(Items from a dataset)
↓

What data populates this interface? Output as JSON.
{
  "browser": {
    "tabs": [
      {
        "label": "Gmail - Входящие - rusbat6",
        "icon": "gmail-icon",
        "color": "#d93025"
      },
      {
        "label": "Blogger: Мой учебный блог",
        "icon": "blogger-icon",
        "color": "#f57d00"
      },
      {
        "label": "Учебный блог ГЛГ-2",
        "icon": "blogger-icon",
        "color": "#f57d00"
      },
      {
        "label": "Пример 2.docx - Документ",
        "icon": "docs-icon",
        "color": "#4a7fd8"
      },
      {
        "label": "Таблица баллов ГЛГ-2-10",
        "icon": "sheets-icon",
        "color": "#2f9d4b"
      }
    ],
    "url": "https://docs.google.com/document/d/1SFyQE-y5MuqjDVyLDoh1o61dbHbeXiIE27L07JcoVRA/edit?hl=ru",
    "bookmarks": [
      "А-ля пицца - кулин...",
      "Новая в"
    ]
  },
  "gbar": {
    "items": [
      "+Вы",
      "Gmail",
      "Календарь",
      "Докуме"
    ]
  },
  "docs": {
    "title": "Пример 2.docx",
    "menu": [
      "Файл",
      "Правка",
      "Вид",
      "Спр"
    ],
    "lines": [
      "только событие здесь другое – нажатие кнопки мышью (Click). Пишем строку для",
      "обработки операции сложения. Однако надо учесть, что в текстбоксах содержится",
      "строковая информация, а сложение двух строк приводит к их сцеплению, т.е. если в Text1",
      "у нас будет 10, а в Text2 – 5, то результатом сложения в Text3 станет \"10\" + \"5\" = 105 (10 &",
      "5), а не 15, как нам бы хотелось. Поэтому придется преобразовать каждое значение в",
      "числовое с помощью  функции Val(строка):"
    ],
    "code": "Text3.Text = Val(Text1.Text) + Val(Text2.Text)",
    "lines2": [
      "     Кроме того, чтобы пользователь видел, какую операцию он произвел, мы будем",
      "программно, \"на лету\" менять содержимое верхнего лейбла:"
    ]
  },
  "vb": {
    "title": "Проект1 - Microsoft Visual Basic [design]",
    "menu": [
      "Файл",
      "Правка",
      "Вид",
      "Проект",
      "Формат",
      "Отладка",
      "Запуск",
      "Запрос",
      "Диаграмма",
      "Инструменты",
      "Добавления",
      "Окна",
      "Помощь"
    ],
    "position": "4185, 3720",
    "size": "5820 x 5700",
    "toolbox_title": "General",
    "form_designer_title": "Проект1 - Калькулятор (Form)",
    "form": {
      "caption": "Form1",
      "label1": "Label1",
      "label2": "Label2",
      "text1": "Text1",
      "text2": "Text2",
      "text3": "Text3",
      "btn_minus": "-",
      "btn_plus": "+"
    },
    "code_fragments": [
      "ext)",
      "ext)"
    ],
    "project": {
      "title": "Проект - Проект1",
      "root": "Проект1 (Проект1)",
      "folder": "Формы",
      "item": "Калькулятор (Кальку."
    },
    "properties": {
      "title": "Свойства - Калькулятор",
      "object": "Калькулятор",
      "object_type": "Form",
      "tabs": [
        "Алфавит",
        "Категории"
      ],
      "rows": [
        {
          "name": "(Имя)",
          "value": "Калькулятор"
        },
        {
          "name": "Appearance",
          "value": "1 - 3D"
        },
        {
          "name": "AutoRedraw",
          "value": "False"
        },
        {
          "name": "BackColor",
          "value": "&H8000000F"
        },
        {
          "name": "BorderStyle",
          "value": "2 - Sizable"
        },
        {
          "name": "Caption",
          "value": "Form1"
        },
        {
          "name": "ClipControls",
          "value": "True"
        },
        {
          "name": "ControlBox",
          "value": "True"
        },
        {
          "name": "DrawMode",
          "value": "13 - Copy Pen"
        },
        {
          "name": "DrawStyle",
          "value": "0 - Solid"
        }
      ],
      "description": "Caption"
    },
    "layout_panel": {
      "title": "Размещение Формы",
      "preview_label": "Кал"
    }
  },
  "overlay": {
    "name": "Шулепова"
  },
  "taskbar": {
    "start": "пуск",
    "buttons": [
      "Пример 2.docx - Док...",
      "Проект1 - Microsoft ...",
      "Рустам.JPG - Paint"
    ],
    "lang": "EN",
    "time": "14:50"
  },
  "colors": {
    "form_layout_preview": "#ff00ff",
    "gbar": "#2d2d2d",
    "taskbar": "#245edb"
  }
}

↑

» Stated task: Every record above should be output exactly.

» Output for this exercise:
What data populates this interface? Output as JSON.
{
  "browser": {
    "tabs": [
      {
        "label": "Gmail - Входящие - rusbat6",
        "icon": "gmail-icon",
        "color": "#d93025"
      },
      {
        "label": "Blogger: Мой учебный блог",
        "icon": "blogger-icon",
        "color": "#f57d00"
      },
      {
        "label": "Учебный блог ГЛГ-2",
        "icon": "blogger-icon",
        "color": "#f57d00"
      },
      {
        "label": "Пример 2.docx - Документ",
        "icon": "docs-icon",
        "color": "#4a7fd8"
      },
      {
        "label": "Таблица баллов ГЛГ-2-10",
        "icon": "sheets-icon",
        "color": "#2f9d4b"
      }
    ],
    "url": "https://docs.google.com/document/d/1SFyQE-y5MuqjDVyLDoh1o61dbHbeXiIE27L07JcoVRA/edit?hl=ru",
    "bookmarks": [
      "А-ля пицца - кулин...",
      "Новая в"
    ]
  },
  "gbar": {
    "items": [
      "+Вы",
      "Gmail",
      "Календарь",
      "Докуме"
    ]
  },
  "docs": {
    "title": "Пример 2.docx",
    "menu": [
      "Файл",
      "Правка",
      "Вид",
      "Спр"
    ],
    "lines": [
      "только событие здесь другое – нажатие кнопки мышью (Click). Пишем строку для",
      "обработки операции сложения. Однако надо учесть, что в текстбоксах содержится",
      "строковая информация, а сложение двух строк приводит к их сцеплению, т.е. если в Text1",
      "у нас будет 10, а в Text2 – 5, то результатом сложения в Text3 станет \"10\" + \"5\" = 105 (10 &",
      "5), а не 15, как нам бы хотелось. Поэтому придется преобразовать каждое значение в",
      "числовое с помощью  функции Val(строка):"
    ],
    "code": "Text3.Text = Val(Text1.Text) + Val(Text2.Text)",
    "lines2": [
      "     Кроме того, чтобы пользователь видел, какую операцию он произвел, мы будем",
      "программно, \"на лету\" менять содержимое верхнего лейбла:"
    ]
  },
  "vb": {
    "title": "Проект1 - Microsoft Visual Basic [design]",
    "menu": [
      "Файл",
      "Правка",
      "Вид",
      "Проект",
      "Формат",
      "Отладка",
      "Запуск",
      "Запрос",
      "Диаграмма",
      "Инструменты",
      "Добавления",
      "Окна",
      "Помощь"
    ],
    "position": "4185, 3720",
    "size": "5820 x 5700",
    "toolbox_title": "General",
    "form_designer_title": "Проект1 - Калькулятор (Form)",
    "form": {
      "caption": "Form1",
      "label1": "Label1",
      "label2": "Label2",
      "text1": "Text1",
      "text2": "Text2",
      "text3": "Text3",
      "btn_minus": "-",
      "btn_plus": "+"
    },
    "code_fragments": [
      "ext)",
      "ext)"
    ],
    "project": {
      "title": "Проект - Проект1",
      "root": "Проект1 (Проект1)",
      "folder": "Формы",
      "item": "Калькулятор (Кальку."
    },
    "properties": {
      "title": "Свойства - Калькулятор",
      "object": "Калькулятор",
      "object_type": "Form",
      "tabs": [
        "Алфавит",
        "Категории"
      ],
      "rows": [
        {
          "name": "(Имя)",
          "value": "Калькулятор"
        },
        {
          "name": "Appearance",
          "value": "1 - 3D"
        },
        {
          "name": "AutoRedraw",
          "value": "False"
        },
        {
          "name": "BackColor",
          "value": "&H8000000F"
        },
        {
          "name": "BorderStyle",
          "value": "2 - Sizable"
        },
        {
          "name": "Caption",
          "value": "Form1"
        },
        {
          "name": "ClipControls",
          "value": "True"
        },
        {
          "name": "ControlBox",
          "value": "True"
        },
        {
          "name": "DrawMode",
          "value": "13 - Copy Pen"
        },
        {
          "name": "DrawStyle",
          "value": "0 - Solid"
        }
      ],
      "description": "Caption"
    },
    "layout_panel": {
      "title": "Размещение Формы",
      "preview_label": "Кал"
    }
  },
  "overlay": {
    "name": "Шулепова"
  },
  "taskbar": {
    "start": "пуск",
    "buttons": [
      "Пример 2.docx - Док...",
      "Проект1 - Microsoft ...",
      "Рустам.JPG - Paint"
    ],
    "lang": "EN",
    "time": "14:50"
  },
  "colors": {
    "form_layout_preview": "#ff00ff",
    "gbar": "#2d2d2d",
    "taskbar": "#245edb"
  }
}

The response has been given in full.